Exercise directions: Quote all of the data below exactly, please.

--- begin Listed records ---

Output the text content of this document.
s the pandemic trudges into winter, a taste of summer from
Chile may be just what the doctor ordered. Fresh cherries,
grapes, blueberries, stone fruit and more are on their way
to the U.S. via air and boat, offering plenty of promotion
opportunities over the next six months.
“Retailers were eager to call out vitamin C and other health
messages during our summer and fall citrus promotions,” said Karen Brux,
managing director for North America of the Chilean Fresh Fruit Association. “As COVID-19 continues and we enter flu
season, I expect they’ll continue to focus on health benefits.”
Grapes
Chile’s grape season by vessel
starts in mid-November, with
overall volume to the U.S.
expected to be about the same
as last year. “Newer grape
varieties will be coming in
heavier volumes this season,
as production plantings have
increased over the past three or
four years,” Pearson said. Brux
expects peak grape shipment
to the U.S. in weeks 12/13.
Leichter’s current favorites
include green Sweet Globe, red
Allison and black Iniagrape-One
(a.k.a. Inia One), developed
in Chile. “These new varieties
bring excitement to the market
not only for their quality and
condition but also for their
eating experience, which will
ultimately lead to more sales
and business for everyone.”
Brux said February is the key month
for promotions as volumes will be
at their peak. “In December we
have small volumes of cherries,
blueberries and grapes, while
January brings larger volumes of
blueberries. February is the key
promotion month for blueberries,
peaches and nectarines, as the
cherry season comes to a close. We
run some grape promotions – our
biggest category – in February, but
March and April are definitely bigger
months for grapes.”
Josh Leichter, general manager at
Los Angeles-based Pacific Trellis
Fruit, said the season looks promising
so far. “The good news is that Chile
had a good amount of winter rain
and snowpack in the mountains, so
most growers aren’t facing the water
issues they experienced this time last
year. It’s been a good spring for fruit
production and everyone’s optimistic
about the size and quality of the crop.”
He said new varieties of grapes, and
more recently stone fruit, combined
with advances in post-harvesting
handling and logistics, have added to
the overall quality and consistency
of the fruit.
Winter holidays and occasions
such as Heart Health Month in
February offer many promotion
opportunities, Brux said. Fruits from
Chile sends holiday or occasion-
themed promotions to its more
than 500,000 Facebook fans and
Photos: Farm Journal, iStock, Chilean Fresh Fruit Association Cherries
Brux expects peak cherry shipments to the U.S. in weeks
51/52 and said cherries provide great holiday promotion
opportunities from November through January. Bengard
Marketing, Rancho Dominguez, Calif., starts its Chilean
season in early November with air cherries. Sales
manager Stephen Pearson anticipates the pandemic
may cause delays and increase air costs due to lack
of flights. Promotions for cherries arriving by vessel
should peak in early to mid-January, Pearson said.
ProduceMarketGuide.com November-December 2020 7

--- end Listed records ---

Exercise response:
Output the text content of this document.
s the pandemic trudges into winter, a taste of summer from
Chile may be just what the doctor ordered. Fresh cherries,
grapes, blueberries, stone fruit and more are on their way
to the U.S. via air and boat, offering plenty of promotion
opportunities over the next six months.
“Retailers were eager to call out vitamin C and other health
messages during our summer and fall citrus promotions,” said Karen Brux,
managing director for North America of the Chilean Fresh Fruit Association. “As COVID-19 continues and we enter flu
season, I expect they’ll continue to focus on health benefits.”
Grapes
Chile’s grape season by vessel
starts in mid-November, with
overall volume to the U.S.
expected to be about the same
as last year. “Newer grape
varieties will be coming in
heavier volumes this season,
as production plantings have
increased over the past three or
four years,” Pearson said. Brux
expects peak grape shipment
to the U.S. in weeks 12/13.
Leichter’s current favorites
include green Sweet Globe, red
Allison and black Iniagrape-One
(a.k.a. Inia One), developed
in Chile. “These new varieties
bring excitement to the market
not only for their quality and
condition but also for their
eating experience, which will
ultimately lead to more sales
and business for everyone.”
Brux said February is the key month
for promotions as volumes will be
at their peak. “In December we
have small volumes of cherries,
blueberries and grapes, while
January brings larger volumes of
blueberries. February is the key
promotion month for blueberries,
peaches and nectarines, as the
cherry season comes to a close. We
run some grape promotions – our
biggest category – in February, but
March and April are definitely bigger
months for grapes.”
Josh Leichter, general manager at
Los Angeles-based Pacific Trellis
Fruit, said the season looks promising
so far. “The good news is that Chile
had a good amount of winter rain
and snowpack in the mountains, so
most growers aren’t facing the water
issues they experienced this time last
year. It’s been a good spring for fruit
production and everyone’s optimistic
about the size and quality of the crop.”
He said new varieties of grapes, and
more recently stone fruit, combined
with advances in post-harvesting
handling and logistics, have added to
the overall quality and consistency
of the fruit.
Winter holidays and occasions
such as Heart Health Month in
February offer many promotion
opportunities, Brux said. Fruits from
Chile sends holiday or occasion-
themed promotions to its more
than 500,000 Facebook fans and
Photos: Farm Journal, iStock, Chilean Fresh Fruit Association Cherries
Brux expects peak cherry shipments to the U.S. in weeks
51/52 and said cherries provide great holiday promotion
opportunities from November through January. Bengard
Marketing, Rancho Dominguez, Calif., starts its Chilean
season in early November with air cherries. Sales
manager Stephen Pearson anticipates the pandemic
may cause delays and increase air costs due to lack
of flights. Promotions for cherries arriving by vessel
should peak in early to mid-January, Pearson said.
ProduceMarketGuide.com November-December 2020 7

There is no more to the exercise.